==== Dataset entries ====
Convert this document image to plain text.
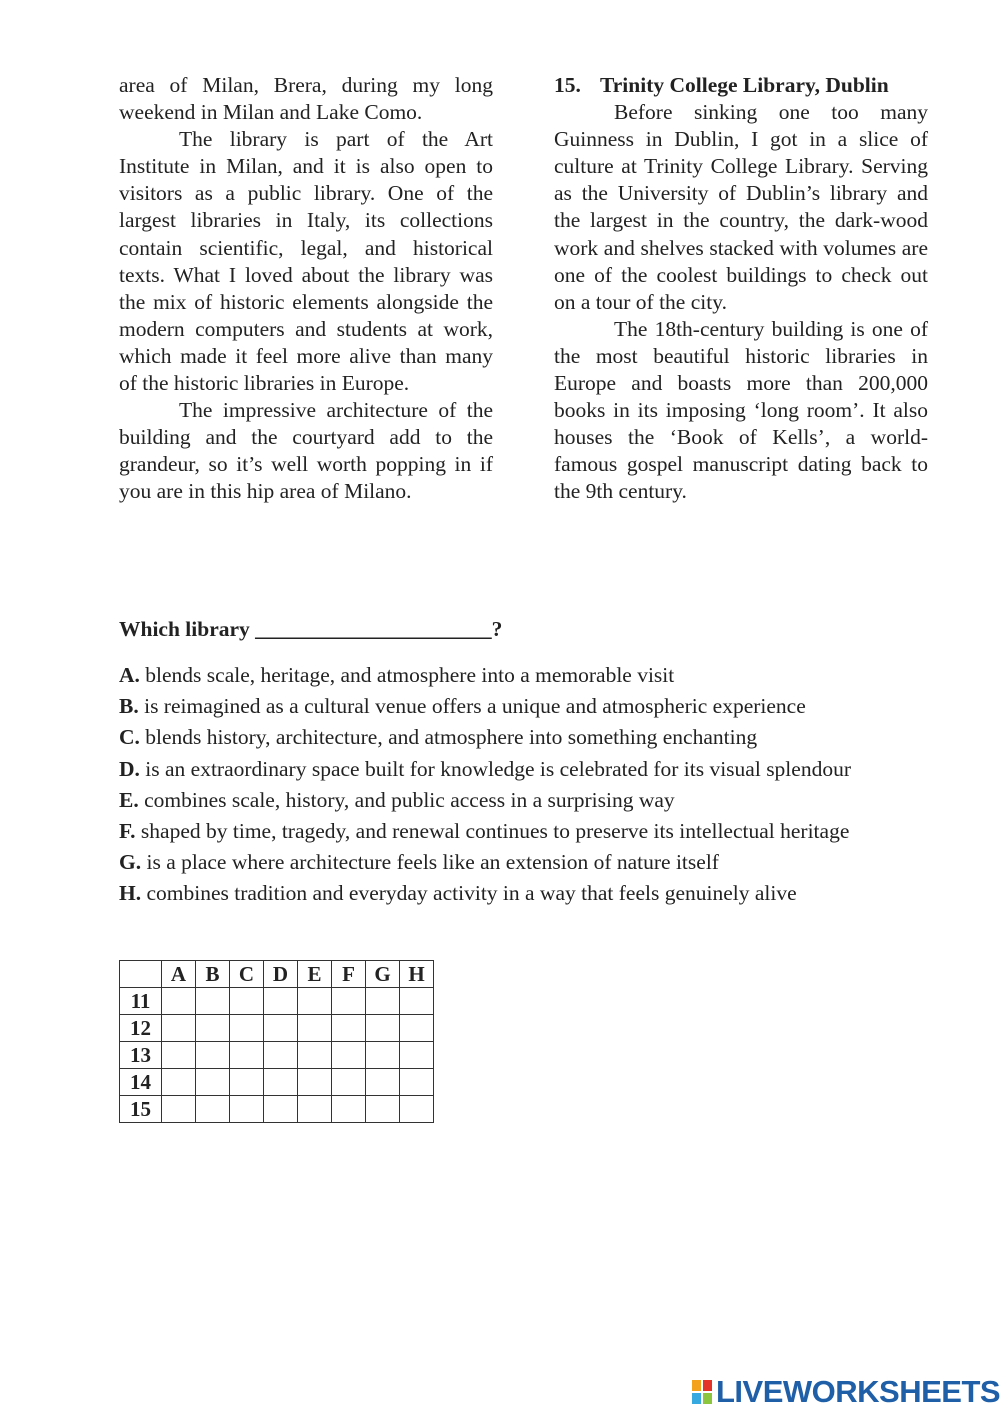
area of Milan, Brera, during my long weekend in Milan and Lake Como.

The library is part of the Art Institute in Milan, and it is also open to visitors as a public library. One of the largest libraries in Italy, its collections contain scientific, legal, and historical texts. What I loved about the library was the mix of historic elements alongside the modern computers and students at work, which made it feel more alive than many of the historic libraries in Europe.

The impressive architecture of the building and the courtyard add to the grandeur, so it’s well worth popping in if you are in this hip area of Milano.

15. Trinity College Library, Dublin

Before sinking one too many Guinness in Dublin, I got in a slice of culture at Trinity College Library. Serving as the University of Dublin’s library and the largest in the country, the dark-wood work and shelves stacked with volumes are one of the coolest buildings to check out on a tour of the city.

The 18th-century building is one of the most beautiful historic libraries in Europe and boasts more than 200,000 books in its imposing ‘long room’. It also houses the ‘Book of Kells’, a world-famous gospel manuscript dating back to the 9th century.

Which library ______________________?
A. blends scale, heritage, and atmosphere into a memorable visit
B. is reimagined as a cultural venue offers a unique and atmospheric experience
C. blends history, architecture, and atmosphere into something enchanting
D. is an extraordinary space built for knowledge is celebrated for its visual splendour
E. combines scale, history, and public access in a surprising way
F. shaped by time, tragedy, and renewal continues to preserve its intellectual heritage
G. is a place where architecture feels like an extension of nature itself
H. combines tradition and everyday activity in a way that feels genuinely alive
	A	B	C	D	E	F	G	H
11								
12								
13								
14								
15								
LIVEWORKSHEETS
====
▶ Problem requirements: In your copy, repeat each record exactly and include no pictures.

▶ Solution to the problem:
Convert this document image to plain text.
area of Milan, Brera, during my long weekend in Milan and Lake Como.

The library is part of the Art Institute in Milan, and it is also open to visitors as a public library. One of the largest libraries in Italy, its collections contain scientific, legal, and historical texts. What I loved about the library was the mix of historic elements alongside the modern computers and students at work, which made it feel more alive than many of the historic libraries in Europe.

The impressive architecture of the building and the courtyard add to the grandeur, so it’s well worth popping in if you are in this hip area of Milano.

15. Trinity College Library, Dublin

Before sinking one too many Guinness in Dublin, I got in a slice of culture at Trinity College Library. Serving as the University of Dublin’s library and the largest in the country, the dark-wood work and shelves stacked with volumes are one of the coolest buildings to check out on a tour of the city.

The 18th-century building is one of the most beautiful historic libraries in Europe and boasts more than 200,000 books in its imposing ‘long room’. It also houses the ‘Book of Kells’, a world-famous gospel manuscript dating back to the 9th century.

Which library ______________________?
A. blends scale, heritage, and atmosphere into a memorable visit
B. is reimagined as a cultural venue offers a unique and atmospheric experience
C. blends history, architecture, and atmosphere into something enchanting
D. is an extraordinary space built for knowledge is celebrated for its visual splendour
E. combines scale, history, and public access in a surprising way
F. shaped by time, tragedy, and renewal continues to preserve its intellectual heritage
G. is a place where architecture feels like an extension of nature itself
H. combines tradition and everyday activity in a way that feels genuinely alive
	A	B	C	D	E	F	G	H
11								
12								
13								
14								
15								
LIVEWORKSHEETS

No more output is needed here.